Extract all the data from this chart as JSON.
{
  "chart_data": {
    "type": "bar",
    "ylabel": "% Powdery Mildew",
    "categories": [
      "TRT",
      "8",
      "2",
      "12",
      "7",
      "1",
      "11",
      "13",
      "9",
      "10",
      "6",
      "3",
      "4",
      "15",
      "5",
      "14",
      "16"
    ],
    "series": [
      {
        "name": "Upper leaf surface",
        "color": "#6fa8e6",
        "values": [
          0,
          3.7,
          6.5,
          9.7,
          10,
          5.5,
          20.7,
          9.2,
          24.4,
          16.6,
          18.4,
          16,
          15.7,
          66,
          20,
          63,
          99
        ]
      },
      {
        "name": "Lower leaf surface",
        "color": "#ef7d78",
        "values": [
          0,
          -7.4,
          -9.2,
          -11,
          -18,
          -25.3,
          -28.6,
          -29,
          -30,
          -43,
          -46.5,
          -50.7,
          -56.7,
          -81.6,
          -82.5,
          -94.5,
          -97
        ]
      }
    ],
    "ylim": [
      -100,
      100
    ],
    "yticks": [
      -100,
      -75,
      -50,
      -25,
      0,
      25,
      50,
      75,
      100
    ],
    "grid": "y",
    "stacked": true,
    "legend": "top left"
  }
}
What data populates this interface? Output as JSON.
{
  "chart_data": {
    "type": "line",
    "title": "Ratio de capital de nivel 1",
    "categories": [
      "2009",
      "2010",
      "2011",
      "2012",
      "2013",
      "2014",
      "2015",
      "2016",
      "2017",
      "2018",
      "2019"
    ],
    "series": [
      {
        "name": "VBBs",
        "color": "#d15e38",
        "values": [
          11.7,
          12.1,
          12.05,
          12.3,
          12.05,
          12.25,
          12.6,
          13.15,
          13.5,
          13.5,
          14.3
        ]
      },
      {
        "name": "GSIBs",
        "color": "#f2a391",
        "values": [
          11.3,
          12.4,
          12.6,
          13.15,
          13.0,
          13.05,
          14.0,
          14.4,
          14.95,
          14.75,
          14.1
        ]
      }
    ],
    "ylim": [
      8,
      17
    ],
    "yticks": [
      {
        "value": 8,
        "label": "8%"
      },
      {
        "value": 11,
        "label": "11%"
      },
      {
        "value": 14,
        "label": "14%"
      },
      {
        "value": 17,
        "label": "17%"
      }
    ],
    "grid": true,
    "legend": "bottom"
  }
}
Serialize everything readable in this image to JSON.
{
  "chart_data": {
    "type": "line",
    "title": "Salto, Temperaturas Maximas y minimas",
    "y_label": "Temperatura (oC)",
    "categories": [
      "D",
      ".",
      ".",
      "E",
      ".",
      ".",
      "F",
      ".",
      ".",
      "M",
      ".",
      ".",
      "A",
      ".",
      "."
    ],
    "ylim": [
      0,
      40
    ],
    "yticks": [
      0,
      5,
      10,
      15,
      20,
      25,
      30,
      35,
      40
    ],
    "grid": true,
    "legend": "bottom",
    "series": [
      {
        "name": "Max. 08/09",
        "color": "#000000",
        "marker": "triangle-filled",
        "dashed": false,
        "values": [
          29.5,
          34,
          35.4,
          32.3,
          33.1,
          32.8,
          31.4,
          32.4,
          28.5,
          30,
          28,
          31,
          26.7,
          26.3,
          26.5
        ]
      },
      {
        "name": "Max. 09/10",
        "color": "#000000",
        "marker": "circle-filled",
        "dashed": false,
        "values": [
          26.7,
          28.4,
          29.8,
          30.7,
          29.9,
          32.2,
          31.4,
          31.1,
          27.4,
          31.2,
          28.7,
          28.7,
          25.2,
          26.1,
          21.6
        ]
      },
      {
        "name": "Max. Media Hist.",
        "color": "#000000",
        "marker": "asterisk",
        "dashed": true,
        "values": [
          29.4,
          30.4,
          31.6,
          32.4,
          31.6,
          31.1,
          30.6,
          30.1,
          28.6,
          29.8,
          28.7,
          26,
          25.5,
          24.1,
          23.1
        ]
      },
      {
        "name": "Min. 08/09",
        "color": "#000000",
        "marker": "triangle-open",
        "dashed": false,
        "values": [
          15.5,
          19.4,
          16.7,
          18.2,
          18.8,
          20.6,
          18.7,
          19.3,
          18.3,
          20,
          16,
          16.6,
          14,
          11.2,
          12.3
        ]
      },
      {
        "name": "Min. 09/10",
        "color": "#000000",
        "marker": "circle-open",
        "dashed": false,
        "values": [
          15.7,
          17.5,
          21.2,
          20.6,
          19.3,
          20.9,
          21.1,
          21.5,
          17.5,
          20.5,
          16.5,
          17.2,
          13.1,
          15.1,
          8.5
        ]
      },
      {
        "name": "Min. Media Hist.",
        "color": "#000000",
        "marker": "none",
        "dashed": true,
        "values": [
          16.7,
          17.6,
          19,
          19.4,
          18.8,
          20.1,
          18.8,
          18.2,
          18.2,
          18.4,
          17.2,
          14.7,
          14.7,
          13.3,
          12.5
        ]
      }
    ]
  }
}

■ ■ ■ ■ ■ ■ ■

Task prompt: Write every entry out again exactly.

Reply to the task:
Extract all the data from this chart as JSON.
{
  "chart_data": {
    "type": "bar",
    "ylabel": "% Powdery Mildew",
    "categories": [
      "TRT",
      "8",
      "2",
      "12",
      "7",
      "1",
      "11",
      "13",
      "9",
      "10",
      "6",
      "3",
      "4",
      "15",
      "5",
      "14",
      "16"
    ],
    "series": [
      {
        "name": "Upper leaf surface",
        "color": "#6fa8e6",
        "values": [
          0,
          3.7,
          6.5,
          9.7,
          10,
          5.5,
          20.7,
          9.2,
          24.4,
          16.6,
          18.4,
          16,
          15.7,
          66,
          20,
          63,
          99
        ]
      },
      {
        "name": "Lower leaf surface",
        "color": "#ef7d78",
        "values": [
          0,
          -7.4,
          -9.2,
          -11,
          -18,
          -25.3,
          -28.6,
          -29,
          -30,
          -43,
          -46.5,
          -50.7,
          -56.7,
          -81.6,
          -82.5,
          -94.5,
          -97
        ]
      }
    ],
    "ylim": [
      -100,
      100
    ],
    "yticks": [
      -100,
      -75,
      -50,
      -25,
      0,
      25,
      50,
      75,
      100
    ],
    "grid": "y",
    "stacked": true,
    "legend": "top left"
  }
}
What data populates this interface? Output as JSON.
{
  "chart_data": {
    "type": "line",
    "title": "Ratio de capital de nivel 1",
    "categories": [
      "2009",
      "2010",
      "2011",
      "2012",
      "2013",
      "2014",
      "2015",
      "2016",
      "2017",
      "2018",
      "2019"
    ],
    "series": [
      {
        "name": "VBBs",
        "color": "#d15e38",
        "values": [
          11.7,
          12.1,
          12.05,
          12.3,
          12.05,
          12.25,
          12.6,
          13.15,
          13.5,
          13.5,
          14.3
        ]
      },
      {
        "name": "GSIBs",
        "color": "#f2a391",
        "values": [
          11.3,
          12.4,
          12.6,
          13.15,
          13.0,
          13.05,
          14.0,
          14.4,
          14.95,
          14.75,
          14.1
        ]
      }
    ],
    "ylim": [
      8,
      17
    ],
    "yticks": [
      {
        "value": 8,
        "label": "8%"
      },
      {
        "value": 11,
        "label": "11%"
      },
      {
        "value": 14,
        "label": "14%"
      },
      {
        "value": 17,
        "label": "17%"
      }
    ],
    "grid": true,
    "legend": "bottom"
  }
}
Serialize everything readable in this image to JSON.
{
  "chart_data": {
    "type": "line",
    "title": "Salto, Temperaturas Maximas y minimas",
    "y_label": "Temperatura (oC)",
    "categories": [
      "D",
      ".",
      ".",
      "E",
      ".",
      ".",
      "F",
      ".",
      ".",
      "M",
      ".",
      ".",
      "A",
      ".",
      "."
    ],
    "ylim": [
      0,
      40
    ],
    "yticks": [
      0,
      5,
      10,
      15,
      20,
      25,
      30,
      35,
      40
    ],
    "grid": true,
    "legend": "bottom",
    "series": [
      {
        "name": "Max. 08/09",
        "color": "#000000",
        "marker": "triangle-filled",
        "dashed": false,
        "values": [
          29.5,
          34,
          35.4,
          32.3,
          33.1,
          32.8,
          31.4,
          32.4,
          28.5,
          30,
          28,
          31,
          26.7,
          26.3,
          26.5
        ]
      },
      {
        "name": "Max. 09/10",
        "color": "#000000",
        "marker": "circle-filled",
        "dashed": false,
        "values": [
          26.7,
          28.4,
          29.8,
          30.7,
          29.9,
          32.2,
          31.4,
          31.1,
          27.4,
          31.2,
          28.7,
          28.7,
          25.2,
          26.1,
          21.6
        ]
      },
      {
        "name": "Max. Media Hist.",
        "color": "#000000",
        "marker": "asterisk",
        "dashed": true,
        "values": [
          29.4,
          30.4,
          31.6,
          32.4,
          31.6,
          31.1,
          30.6,
          30.1,
          28.6,
          29.8,
          28.7,
          26,
          25.5,
          24.1,
          23.1
        ]
      },
      {
        "name": "Min. 08/09",
        "color": "#000000",
        "marker": "triangle-open",
        "dashed": false,
        "values": [
          15.5,
          19.4,
          16.7,
          18.2,
          18.8,
          20.6,
          18.7,
          19.3,
          18.3,
          20,
          16,
          16.6,
          14,
          11.2,
          12.3
        ]
      },
      {
        "name": "Min. 09/10",
        "color": "#000000",
        "marker": "circle-open",
        "dashed": false,
        "values": [
          15.7,
          17.5,
          21.2,
          20.6,
          19.3,
          20.9,
          21.1,
          21.5,
          17.5,
          20.5,
          16.5,
          17.2,
          13.1,
          15.1,
          8.5
        ]
      },
      {
        "name": "Min. Media Hist.",
        "color": "#000000",
        "marker": "none",
        "dashed": true,
        "values": [
          16.7,
          17.6,
          19,
          19.4,
          18.8,
          20.1,
          18.8,
          18.2,
          18.2,
          18.4,
          17.2,
          14.7,
          14.7,
          13.3,
          12.5
        ]
      }
    ]
  }
}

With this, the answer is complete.